Вскоре отец Никодим заболел. Болезнь его продолжалась 40 дней. Перед смертью своей, за несколько дней, он читал какую-то записку, которая находилась у него под подушкой. Приближаясь к смерти, он читал эту записку несколько раз в день и мирно почил о Господе. После смерти записку эту нашли, она имела следующее содержание: «Я уповаю на милость Божью, на заслуги Христовы, Он мой Судия, а не вы, окаянные, что вам за дело до меня? Ему согрешил, Ему и каюсь, а вы не имеете во мне никакого места, лукавые бесы. Отыдите от меня к вашему сатане».
Отец Никодим ростом был невысок, лица приятного, плешив, бороду имел длинную и густую с проседью, говор у него был скорый, немного заикался, но в церкви пел и читал без затруднения. При служении духовником ранней Литургии почти всегда пел один. Скончался отец Никодим в 1853 году, прожив в монастыре восемь лет.
Схимонах Пантелеимон (Овсянников)
Схимонах Пантелеимон [47]
(в мiру Григорий Петрович Овсянников) был родом из крестьян Воронежской губернии. Поступил в Руссик в 1841 году, где и пострижен в схиму. Послушание проходил в иконописной мастерской. Расписал старую трапезную. Где он научился мастерству иконописи и как он решился стать монахом – неизвестно. По всей видимости, он отправился на Афон после встречи в Одессе с иеросхимонахом Сергием (Весниным), который в письмах называет его своим близким другом. «Много у меня остается здесь милых и добрых друзей, – писал отец Сергий, – а что всего чувствительнее – один из них при последнем почти издыхании, и как раз тот, который делил со мной радости и горе, мои страдания сердечные, беспечность поэтического досуга и часть странствий по Афону». В другом письме он пишет о нем так: «В числе здешних друзей моих я недосчитался по приезде лучшего друга моей афонской жизни, с которым я сроднился сердечно, с которым делил радости и горе и его труженические занятия. Этот друг мой был хороший живописец, имя его в монашестве Пантелеимон. Больно было моему сердцу, когда долетела до меня весть еще в Смирне, на пути моем в Иерусалим, что друг мой скончался. Я не знал, как он отходил к Богу, с каким чувством приближался к конечным минутам своей жизни и как испустил последний вздох, и меня тревожила его загробная участь. Но теперь я узнал это и благодарю Бога, что друг мой сподобился праведной кончины.При отбытии моем со Святой Горы в Палестину я оставил живописца в самом трудном положении: он тяжело болел и не мог вставать с постели. Но при прощании еще дружески обнял меня в надежде свидания. Знали ли мы тогда, что свидание будет уже в вечности? После меня только неделю томился друг мой в недуге, в предсмертной борьбе.

> _ДАННЫЕ_
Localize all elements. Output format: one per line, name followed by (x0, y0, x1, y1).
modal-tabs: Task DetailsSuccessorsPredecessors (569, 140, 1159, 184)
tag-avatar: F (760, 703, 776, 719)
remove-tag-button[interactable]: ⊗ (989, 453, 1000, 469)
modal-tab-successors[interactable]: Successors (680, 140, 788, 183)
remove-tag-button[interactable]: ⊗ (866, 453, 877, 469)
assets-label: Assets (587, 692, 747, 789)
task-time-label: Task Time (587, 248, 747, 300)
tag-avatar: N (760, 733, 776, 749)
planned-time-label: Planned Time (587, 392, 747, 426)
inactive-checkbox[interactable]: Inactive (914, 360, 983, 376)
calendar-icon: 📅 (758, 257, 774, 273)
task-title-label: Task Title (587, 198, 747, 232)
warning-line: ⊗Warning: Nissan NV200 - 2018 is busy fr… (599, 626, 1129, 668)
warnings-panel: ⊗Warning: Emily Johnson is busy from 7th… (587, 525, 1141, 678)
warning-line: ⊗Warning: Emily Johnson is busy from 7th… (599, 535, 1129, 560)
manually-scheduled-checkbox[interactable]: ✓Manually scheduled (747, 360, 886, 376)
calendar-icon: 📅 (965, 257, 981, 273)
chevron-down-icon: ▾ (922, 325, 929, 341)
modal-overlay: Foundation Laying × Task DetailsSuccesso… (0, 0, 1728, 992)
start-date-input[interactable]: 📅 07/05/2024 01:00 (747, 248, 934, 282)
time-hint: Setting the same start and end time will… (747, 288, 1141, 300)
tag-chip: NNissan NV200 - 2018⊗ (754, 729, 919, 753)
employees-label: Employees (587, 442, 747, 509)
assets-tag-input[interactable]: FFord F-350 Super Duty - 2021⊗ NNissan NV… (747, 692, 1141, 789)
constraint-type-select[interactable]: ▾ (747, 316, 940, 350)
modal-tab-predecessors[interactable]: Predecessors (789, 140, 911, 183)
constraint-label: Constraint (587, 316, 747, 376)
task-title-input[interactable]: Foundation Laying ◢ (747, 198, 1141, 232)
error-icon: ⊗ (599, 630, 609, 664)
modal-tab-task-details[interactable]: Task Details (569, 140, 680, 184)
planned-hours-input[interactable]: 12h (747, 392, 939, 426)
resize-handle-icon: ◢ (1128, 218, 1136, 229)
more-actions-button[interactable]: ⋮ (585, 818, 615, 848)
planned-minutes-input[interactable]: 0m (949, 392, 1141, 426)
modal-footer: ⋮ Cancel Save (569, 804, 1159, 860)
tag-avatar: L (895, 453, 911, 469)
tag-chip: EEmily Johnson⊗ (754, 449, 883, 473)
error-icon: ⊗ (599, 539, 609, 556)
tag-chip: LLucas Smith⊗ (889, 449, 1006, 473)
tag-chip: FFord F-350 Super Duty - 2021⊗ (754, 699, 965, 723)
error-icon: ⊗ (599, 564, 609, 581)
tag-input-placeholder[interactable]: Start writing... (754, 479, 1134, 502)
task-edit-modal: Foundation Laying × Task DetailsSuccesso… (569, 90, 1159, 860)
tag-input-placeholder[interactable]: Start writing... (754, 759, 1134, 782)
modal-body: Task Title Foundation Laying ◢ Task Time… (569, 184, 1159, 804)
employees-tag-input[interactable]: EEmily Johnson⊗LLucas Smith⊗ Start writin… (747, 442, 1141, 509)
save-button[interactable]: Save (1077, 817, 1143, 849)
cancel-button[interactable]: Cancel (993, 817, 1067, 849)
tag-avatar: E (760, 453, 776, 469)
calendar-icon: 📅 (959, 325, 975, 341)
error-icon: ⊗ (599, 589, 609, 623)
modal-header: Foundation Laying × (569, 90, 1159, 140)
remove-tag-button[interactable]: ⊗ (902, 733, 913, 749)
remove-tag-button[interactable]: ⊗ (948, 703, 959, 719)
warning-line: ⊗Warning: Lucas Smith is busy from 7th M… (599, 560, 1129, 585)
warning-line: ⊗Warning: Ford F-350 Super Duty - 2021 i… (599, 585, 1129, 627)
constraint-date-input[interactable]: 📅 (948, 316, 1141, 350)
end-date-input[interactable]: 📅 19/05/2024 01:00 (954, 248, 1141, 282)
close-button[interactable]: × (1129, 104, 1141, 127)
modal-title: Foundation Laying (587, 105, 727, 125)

> _ЗАДАНИЯ ДЛЯ ВЫПОЛНЕНИЯ_
a - Выпишите из текста об отце Никодиме и схимонахе Пантелеимоне отрывок от «Отец Никодим ростом» до «Схимонах Пантелеимон (Овсянников)» включительно.
b - Согласуются ли с текстом об отце Никодиме и схимонахе Пантелеимоне следующие утверждения? Ответьте на каждое «да» или «нет» и приведите точную цитату из текста, которая это подтверждает.
(i) Отец Никодим скончался в 1853 году, проведя в монастыре восемь лет.
(ii) Пантелеимон поступил в Руссик в 1845 году.
(iii) На ранней Литургии отец Никодим обычно пел вместе с другими братиями.
c - Продолжите текст об отце Никодиме и схимонахе Пантелеимоне, начав сразу после его последнего предложения.

> _ОТВЕТЫ К ЗАДАНИЯМ_
a -
Отец Никодим ростом был невысок, лица приятного, плешив, бороду имел длинную и густую с проседью, говор у него был скорый, немного заикался, но в церкви пел и читал без затруднения. При служении духовником ранней Литургии почти всегда пел один. Скончался отец Никодим в 1853 году, прожив в монастыре восемь лет.
Схимонах Пантелеимон (Овсянников)

b -
(i) Да: «Скончался отец Никодим в 1853 году, прожив в монастыре восемь лет».
(ii) Нет: «Поступил в Руссик в 1841 году».
(iii) Нет: «При служении духовником ранней Литургии почти всегда пел один».

c -
Духовник видел, что он близок к смерти, а потому предложил ему принять схиму. Больной с радостью согласился. И после пострига несколько дней подряд приобщался Святых Таин, и в последний день – тоже. Ему предложили, не хочет ли он послушать акафист Божией Матери. „С радостью“, – отвечал тот. И один монах начал читать. После каждого икоса и кондака больной пел своим слабым, замирающим уже голосом „Аллилуия“ и „Радуйся, Невесто неневестная“. Когда третий раз был прочтен последний кондак акафиста: „О Всепетая Мати, рождшая всех святых святейшее Слово“ и проч., живописец пропел трижды „Аллилуиа“, и с этими звуками ангельского славословия улетела душа его на небо, где поется Богу и Всепетой вечная „Аллилуиа“. В это время один из братии следил за движениями умирающего и видел, что, когда он пропел в последний раз, судорожное движение появилось на лице его. Пантелеимон обернулся налево, и как будто что-то встревожило его, но в то же мгновение он повел глазами направо, умилительно посмотрел вверх и с райской улыбкой на устах испустил последний свой вздох.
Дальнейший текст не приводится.